— Start of STORED ROWS —

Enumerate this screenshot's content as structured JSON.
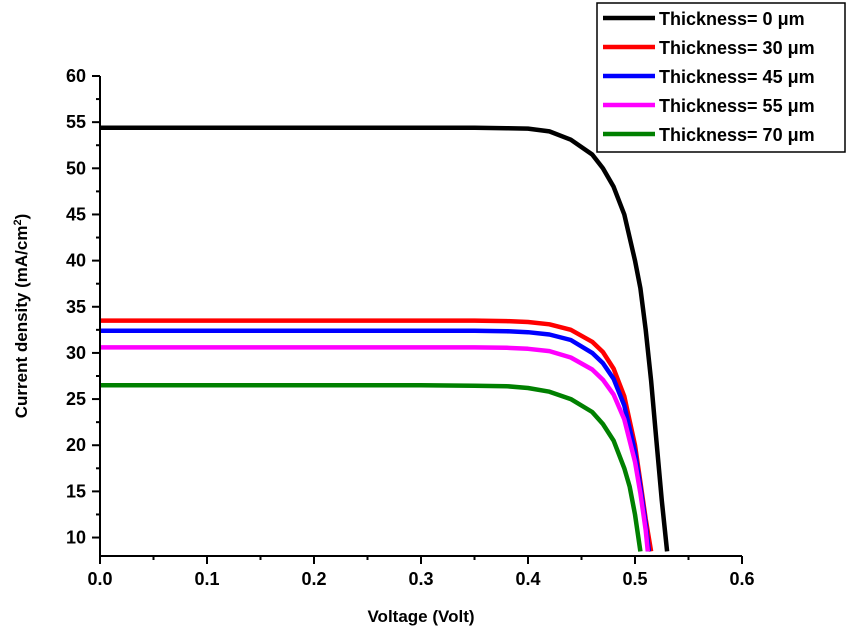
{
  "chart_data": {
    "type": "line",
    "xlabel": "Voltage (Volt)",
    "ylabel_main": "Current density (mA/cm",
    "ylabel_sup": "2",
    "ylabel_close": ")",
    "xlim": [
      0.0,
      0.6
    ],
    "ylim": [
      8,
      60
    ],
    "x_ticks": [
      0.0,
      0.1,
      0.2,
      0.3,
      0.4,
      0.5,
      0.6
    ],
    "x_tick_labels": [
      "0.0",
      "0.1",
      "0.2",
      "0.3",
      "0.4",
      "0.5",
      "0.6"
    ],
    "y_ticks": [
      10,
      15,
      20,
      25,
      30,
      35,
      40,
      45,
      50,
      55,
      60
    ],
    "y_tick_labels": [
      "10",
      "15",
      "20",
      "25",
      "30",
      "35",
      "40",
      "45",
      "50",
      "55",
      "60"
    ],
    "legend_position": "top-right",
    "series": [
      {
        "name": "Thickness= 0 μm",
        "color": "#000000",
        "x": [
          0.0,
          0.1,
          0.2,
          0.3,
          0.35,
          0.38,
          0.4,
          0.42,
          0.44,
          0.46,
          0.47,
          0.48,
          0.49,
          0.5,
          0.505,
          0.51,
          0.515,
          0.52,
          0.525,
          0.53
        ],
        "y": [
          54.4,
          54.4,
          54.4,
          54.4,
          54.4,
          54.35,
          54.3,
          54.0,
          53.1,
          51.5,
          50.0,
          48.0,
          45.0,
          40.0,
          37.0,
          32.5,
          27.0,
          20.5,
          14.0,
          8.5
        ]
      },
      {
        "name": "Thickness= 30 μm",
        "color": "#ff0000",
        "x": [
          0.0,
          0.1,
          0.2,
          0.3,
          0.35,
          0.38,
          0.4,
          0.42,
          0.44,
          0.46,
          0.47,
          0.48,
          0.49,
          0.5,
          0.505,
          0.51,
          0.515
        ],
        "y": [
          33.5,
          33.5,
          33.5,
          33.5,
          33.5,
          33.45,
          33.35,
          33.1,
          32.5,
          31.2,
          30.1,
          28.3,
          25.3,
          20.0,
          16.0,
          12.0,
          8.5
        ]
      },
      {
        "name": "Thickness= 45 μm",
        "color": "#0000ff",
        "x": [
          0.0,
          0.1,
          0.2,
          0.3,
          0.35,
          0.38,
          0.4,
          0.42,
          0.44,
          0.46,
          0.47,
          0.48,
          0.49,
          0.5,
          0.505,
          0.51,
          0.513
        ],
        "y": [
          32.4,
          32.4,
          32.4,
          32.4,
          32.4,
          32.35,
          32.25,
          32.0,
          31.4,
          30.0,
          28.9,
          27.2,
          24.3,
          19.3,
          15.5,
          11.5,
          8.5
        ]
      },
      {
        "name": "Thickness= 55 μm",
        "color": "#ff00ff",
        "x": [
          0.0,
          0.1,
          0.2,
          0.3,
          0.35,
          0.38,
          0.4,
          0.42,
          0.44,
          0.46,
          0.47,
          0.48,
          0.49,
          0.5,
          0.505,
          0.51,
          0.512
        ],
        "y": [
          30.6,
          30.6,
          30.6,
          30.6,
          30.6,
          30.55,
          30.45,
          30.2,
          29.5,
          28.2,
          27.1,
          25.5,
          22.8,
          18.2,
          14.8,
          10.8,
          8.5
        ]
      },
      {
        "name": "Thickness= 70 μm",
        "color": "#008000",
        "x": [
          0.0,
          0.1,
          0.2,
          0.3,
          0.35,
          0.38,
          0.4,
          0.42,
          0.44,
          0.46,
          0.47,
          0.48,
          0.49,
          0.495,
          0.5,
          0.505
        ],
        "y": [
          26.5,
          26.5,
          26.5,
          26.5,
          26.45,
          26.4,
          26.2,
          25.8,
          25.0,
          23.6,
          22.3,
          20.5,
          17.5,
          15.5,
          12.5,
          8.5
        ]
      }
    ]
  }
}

— End of STORED ROWS —
— Start of STORED ROWS —

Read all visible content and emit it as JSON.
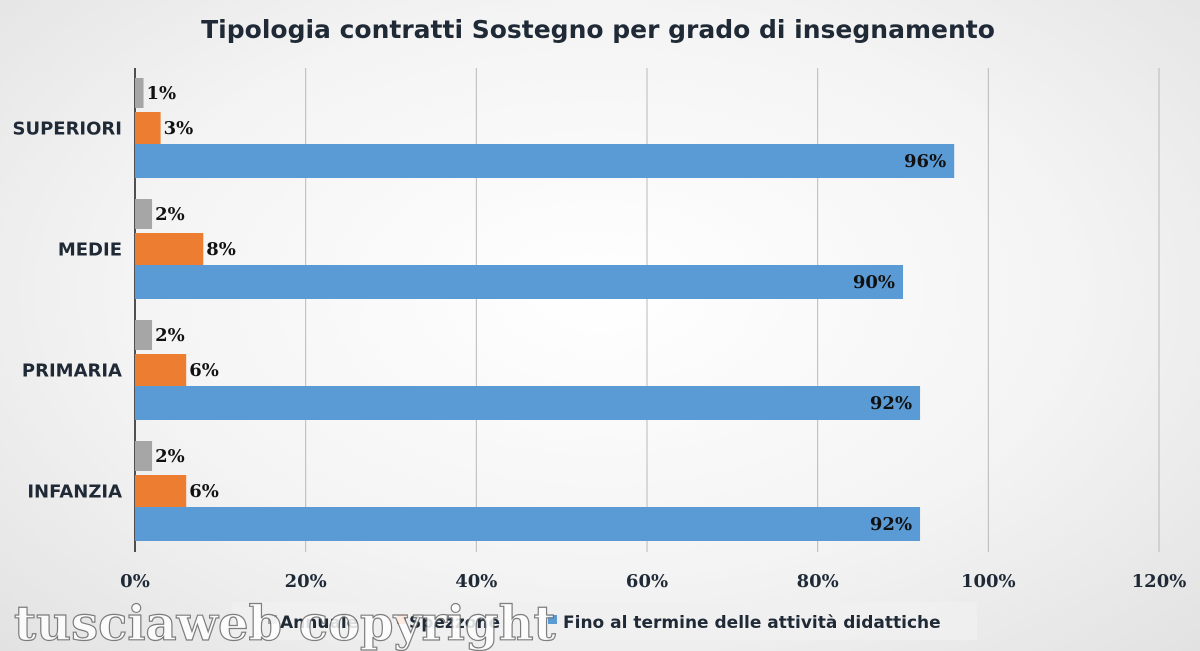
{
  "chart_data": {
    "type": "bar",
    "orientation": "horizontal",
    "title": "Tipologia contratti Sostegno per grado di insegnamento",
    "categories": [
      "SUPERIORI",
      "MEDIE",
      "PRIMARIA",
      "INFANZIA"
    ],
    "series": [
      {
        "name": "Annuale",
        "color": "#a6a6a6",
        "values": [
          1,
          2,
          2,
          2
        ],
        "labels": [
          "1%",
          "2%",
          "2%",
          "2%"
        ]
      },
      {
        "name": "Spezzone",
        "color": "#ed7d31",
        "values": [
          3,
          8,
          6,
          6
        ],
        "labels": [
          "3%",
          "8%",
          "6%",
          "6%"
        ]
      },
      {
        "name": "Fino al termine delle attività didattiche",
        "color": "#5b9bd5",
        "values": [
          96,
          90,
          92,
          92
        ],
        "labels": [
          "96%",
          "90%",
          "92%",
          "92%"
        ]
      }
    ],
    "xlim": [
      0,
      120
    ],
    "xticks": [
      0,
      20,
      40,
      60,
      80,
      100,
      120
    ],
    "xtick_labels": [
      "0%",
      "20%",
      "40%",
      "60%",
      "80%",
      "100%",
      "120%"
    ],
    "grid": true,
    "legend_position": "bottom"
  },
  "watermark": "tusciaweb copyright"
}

— End of STORED ROWS —

Extract from the material all lines containing the string "Thickness".

        "name": "Thickness= 0 μm",
        "name": "Thickness= 30 μm",
        "name": "Thickness= 45 μm",
        "name": "Thickness= 55 μm",
        "name": "Thickness= 70 μm",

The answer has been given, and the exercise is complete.